Figure record listings:

···

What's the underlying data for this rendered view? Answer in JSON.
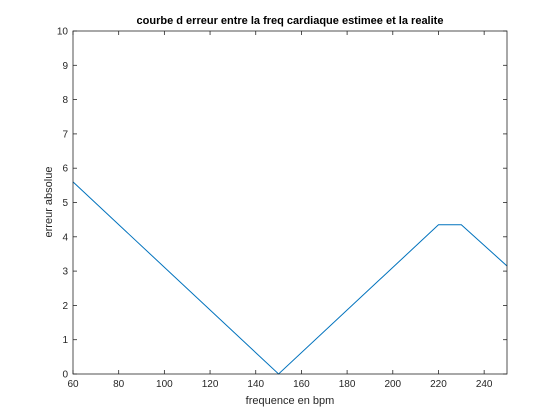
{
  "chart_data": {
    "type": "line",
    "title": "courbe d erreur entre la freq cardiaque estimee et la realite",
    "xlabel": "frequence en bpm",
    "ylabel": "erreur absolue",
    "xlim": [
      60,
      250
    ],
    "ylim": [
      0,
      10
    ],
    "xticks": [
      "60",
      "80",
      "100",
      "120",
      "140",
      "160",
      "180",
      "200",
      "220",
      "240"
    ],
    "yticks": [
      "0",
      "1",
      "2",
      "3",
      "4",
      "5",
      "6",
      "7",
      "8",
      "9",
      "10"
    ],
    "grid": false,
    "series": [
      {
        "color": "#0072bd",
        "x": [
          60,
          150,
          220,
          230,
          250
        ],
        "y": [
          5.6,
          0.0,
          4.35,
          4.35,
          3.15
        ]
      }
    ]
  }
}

···

Given problem:
Reproduce the listing exactly. Leave its pictures out.

Reply:
What's the underlying data for this rendered view? Answer in JSON.
{
  "chart_data": {
    "type": "line",
    "title": "courbe d erreur entre la freq cardiaque estimee et la realite",
    "xlabel": "frequence en bpm",
    "ylabel": "erreur absolue",
    "xlim": [
      60,
      250
    ],
    "ylim": [
      0,
      10
    ],
    "xticks": [
      "60",
      "80",
      "100",
      "120",
      "140",
      "160",
      "180",
      "200",
      "220",
      "240"
    ],
    "yticks": [
      "0",
      "1",
      "2",
      "3",
      "4",
      "5",
      "6",
      "7",
      "8",
      "9",
      "10"
    ],
    "grid": false,
    "series": [
      {
        "color": "#0072bd",
        "x": [
          60,
          150,
          220,
          230,
          250
        ],
        "y": [
          5.6,
          0.0,
          4.35,
          4.35,
          3.15
        ]
      }
    ]
  }
}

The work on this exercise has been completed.